What is expected = Reproduce the material below, swapping every "text block" for "text region" and leaving all else unchanged.

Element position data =
»»
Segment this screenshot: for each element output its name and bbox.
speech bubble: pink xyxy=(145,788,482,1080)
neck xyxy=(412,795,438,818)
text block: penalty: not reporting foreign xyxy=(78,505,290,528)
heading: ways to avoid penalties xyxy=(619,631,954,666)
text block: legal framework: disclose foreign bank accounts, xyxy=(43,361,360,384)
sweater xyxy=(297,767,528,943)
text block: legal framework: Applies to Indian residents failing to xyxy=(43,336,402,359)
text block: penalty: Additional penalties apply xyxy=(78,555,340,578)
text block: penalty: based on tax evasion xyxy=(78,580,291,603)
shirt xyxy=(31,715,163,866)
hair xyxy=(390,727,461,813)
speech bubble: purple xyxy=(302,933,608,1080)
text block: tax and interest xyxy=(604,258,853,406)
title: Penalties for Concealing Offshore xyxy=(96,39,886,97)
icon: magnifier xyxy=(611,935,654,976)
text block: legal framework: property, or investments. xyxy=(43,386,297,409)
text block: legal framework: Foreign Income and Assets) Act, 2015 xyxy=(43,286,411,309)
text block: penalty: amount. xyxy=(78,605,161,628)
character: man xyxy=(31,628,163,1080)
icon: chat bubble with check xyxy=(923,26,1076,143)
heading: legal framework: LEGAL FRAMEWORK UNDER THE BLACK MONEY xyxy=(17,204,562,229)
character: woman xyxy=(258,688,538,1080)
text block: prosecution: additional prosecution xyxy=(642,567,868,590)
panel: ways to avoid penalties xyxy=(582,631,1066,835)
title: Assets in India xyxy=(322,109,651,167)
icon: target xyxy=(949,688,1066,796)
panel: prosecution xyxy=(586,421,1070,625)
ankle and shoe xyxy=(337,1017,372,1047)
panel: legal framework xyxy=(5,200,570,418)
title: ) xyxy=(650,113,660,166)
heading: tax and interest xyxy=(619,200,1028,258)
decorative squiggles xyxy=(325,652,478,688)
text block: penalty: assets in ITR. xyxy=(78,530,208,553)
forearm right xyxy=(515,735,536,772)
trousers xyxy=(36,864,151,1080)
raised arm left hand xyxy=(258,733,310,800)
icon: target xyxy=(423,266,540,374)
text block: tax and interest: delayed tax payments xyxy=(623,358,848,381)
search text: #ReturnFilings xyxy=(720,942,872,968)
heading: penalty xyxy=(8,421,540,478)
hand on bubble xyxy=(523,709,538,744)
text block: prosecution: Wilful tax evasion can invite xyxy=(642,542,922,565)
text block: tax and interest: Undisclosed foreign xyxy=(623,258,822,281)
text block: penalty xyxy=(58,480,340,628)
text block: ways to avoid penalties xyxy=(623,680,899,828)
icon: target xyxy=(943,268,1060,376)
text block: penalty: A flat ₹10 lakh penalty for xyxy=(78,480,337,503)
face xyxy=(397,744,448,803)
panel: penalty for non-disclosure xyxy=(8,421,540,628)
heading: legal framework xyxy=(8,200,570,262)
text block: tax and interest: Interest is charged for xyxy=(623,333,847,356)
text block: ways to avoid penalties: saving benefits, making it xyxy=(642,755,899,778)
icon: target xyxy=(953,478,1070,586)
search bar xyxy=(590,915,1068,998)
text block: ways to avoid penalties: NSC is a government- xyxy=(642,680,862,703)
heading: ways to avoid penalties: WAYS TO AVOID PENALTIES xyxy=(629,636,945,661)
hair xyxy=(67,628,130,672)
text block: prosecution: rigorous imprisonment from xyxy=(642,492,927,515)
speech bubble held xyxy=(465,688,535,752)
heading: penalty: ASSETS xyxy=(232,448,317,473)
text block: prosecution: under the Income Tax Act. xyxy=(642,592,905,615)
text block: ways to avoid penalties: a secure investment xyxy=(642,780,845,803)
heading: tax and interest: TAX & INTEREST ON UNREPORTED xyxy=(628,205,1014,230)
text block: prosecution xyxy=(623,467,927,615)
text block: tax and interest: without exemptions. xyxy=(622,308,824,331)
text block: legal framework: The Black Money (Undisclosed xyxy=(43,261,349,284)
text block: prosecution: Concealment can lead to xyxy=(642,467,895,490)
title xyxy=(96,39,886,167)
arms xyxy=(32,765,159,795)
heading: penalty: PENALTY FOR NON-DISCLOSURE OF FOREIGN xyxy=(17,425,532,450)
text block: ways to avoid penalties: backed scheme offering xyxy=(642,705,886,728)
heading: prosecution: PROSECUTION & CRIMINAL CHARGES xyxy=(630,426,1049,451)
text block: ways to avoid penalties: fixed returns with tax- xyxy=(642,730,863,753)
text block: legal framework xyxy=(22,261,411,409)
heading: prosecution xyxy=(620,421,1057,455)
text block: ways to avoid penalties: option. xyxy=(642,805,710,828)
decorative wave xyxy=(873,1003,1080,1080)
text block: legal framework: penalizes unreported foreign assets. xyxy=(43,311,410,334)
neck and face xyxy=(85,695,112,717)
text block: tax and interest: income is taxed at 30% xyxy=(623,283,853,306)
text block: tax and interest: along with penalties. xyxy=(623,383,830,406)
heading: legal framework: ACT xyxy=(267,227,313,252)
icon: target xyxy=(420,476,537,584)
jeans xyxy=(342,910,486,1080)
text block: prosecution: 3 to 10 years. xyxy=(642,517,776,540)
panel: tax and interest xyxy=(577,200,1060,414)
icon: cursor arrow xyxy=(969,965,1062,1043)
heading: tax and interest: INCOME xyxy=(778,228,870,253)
««
Written answer =
Segment this screenshot: for each element output its name and bbox.
speech bubble: pink xyxy=(145,788,482,1080)
neck xyxy=(412,795,438,818)
text region: penalty: not reporting foreign xyxy=(78,505,290,528)
heading: ways to avoid penalties xyxy=(619,631,954,666)
text region: legal framework: disclose foreign bank accounts, xyxy=(43,361,360,384)
sweater xyxy=(297,767,528,943)
text region: legal framework: Applies to Indian residents failing to xyxy=(43,336,402,359)
text region: penalty: Additional penalties apply xyxy=(78,555,340,578)
text region: penalty: based on tax evasion xyxy=(78,580,291,603)
shirt xyxy=(31,715,163,866)
hair xyxy=(390,727,461,813)
speech bubble: purple xyxy=(302,933,608,1080)
text region: tax and interest xyxy=(604,258,853,406)
title: Penalties for Concealing Offshore xyxy=(96,39,886,97)
icon: magnifier xyxy=(611,935,654,976)
text region: legal framework: property, or investments. xyxy=(43,386,297,409)
text region: legal framework: Foreign Income and Assets) Act, 2015 xyxy=(43,286,411,309)
text region: penalty: amount. xyxy=(78,605,161,628)
character: man xyxy=(31,628,163,1080)
icon: chat bubble with check xyxy=(923,26,1076,143)
heading: legal framework: LEGAL FRAMEWORK UNDER THE BLACK MONEY xyxy=(17,204,562,229)
character: woman xyxy=(258,688,538,1080)
text region: prosecution: additional prosecution xyxy=(642,567,868,590)
panel: ways to avoid penalties xyxy=(582,631,1066,835)
title: Assets in India xyxy=(322,109,651,167)
icon: target xyxy=(949,688,1066,796)
panel: prosecution xyxy=(586,421,1070,625)
ankle and shoe xyxy=(337,1017,372,1047)
panel: legal framework xyxy=(5,200,570,418)
title: ) xyxy=(650,113,660,166)
heading: tax and interest xyxy=(619,200,1028,258)
decorative squiggles xyxy=(325,652,478,688)
text region: penalty: assets in ITR. xyxy=(78,530,208,553)
forearm right xyxy=(515,735,536,772)
trousers xyxy=(36,864,151,1080)
raised arm left hand xyxy=(258,733,310,800)
icon: target xyxy=(423,266,540,374)
text region: tax and interest: delayed tax payments xyxy=(623,358,848,381)
search text: #ReturnFilings xyxy=(720,942,872,968)
heading: penalty xyxy=(8,421,540,478)
hand on bubble xyxy=(523,709,538,744)
text region: prosecution: Wilful tax evasion can invite xyxy=(642,542,922,565)
text region: tax and interest: Undisclosed foreign xyxy=(623,258,822,281)
text region: penalty xyxy=(58,480,340,628)
text region: ways to avoid penalties xyxy=(623,680,899,828)
icon: target xyxy=(943,268,1060,376)
text region: penalty: A flat ₹10 lakh penalty for xyxy=(78,480,337,503)
face xyxy=(397,744,448,803)
panel: penalty for non-disclosure xyxy=(8,421,540,628)
heading: legal framework xyxy=(8,200,570,262)
text region: tax and interest: Interest is charged for xyxy=(623,333,847,356)
text region: ways to avoid penalties: saving benefits, making it xyxy=(642,755,899,778)
icon: target xyxy=(953,478,1070,586)
search bar xyxy=(590,915,1068,998)
text region: ways to avoid penalties: NSC is a government- xyxy=(642,680,862,703)
heading: ways to avoid penalties: WAYS TO AVOID PENALTIES xyxy=(629,636,945,661)
hair xyxy=(67,628,130,672)
text region: prosecution: rigorous imprisonment from xyxy=(642,492,927,515)
speech bubble held xyxy=(465,688,535,752)
heading: penalty: ASSETS xyxy=(232,448,317,473)
text region: prosecution: under the Income Tax Act. xyxy=(642,592,905,615)
text region: ways to avoid penalties: a secure investment xyxy=(642,780,845,803)
heading: tax and interest: TAX & INTEREST ON UNREPORTED xyxy=(628,205,1014,230)
text region: prosecution xyxy=(623,467,927,615)
text region: tax and interest: without exemptions. xyxy=(622,308,824,331)
text region: legal framework: The Black Money (Undisclosed xyxy=(43,261,349,284)
text region: prosecution: Concealment can lead to xyxy=(642,467,895,490)
title xyxy=(96,39,886,167)
arms xyxy=(32,765,159,795)
heading: penalty: PENALTY FOR NON-DISCLOSURE OF FOREIGN xyxy=(17,425,532,450)
text region: ways to avoid penalties: backed scheme offering xyxy=(642,705,886,728)
heading: prosecution: PROSECUTION & CRIMINAL CHARGES xyxy=(630,426,1049,451)
text region: ways to avoid penalties: fixed returns with tax- xyxy=(642,730,863,753)
text region: legal framework xyxy=(22,261,411,409)
heading: prosecution xyxy=(620,421,1057,455)
text region: ways to avoid penalties: option. xyxy=(642,805,710,828)
decorative wave xyxy=(873,1003,1080,1080)
text region: legal framework: penalizes unreported foreign assets. xyxy=(43,311,410,334)
neck and face xyxy=(85,695,112,717)
text region: tax and interest: income is taxed at 30% xyxy=(623,283,853,306)
text region: tax and interest: along with penalties. xyxy=(623,383,830,406)
heading: legal framework: ACT xyxy=(267,227,313,252)
icon: target xyxy=(420,476,537,584)
jeans xyxy=(342,910,486,1080)
text region: prosecution: 3 to 10 years. xyxy=(642,517,776,540)
panel: tax and interest xyxy=(577,200,1060,414)
icon: cursor arrow xyxy=(969,965,1062,1043)
heading: tax and interest: INCOME xyxy=(778,228,870,253)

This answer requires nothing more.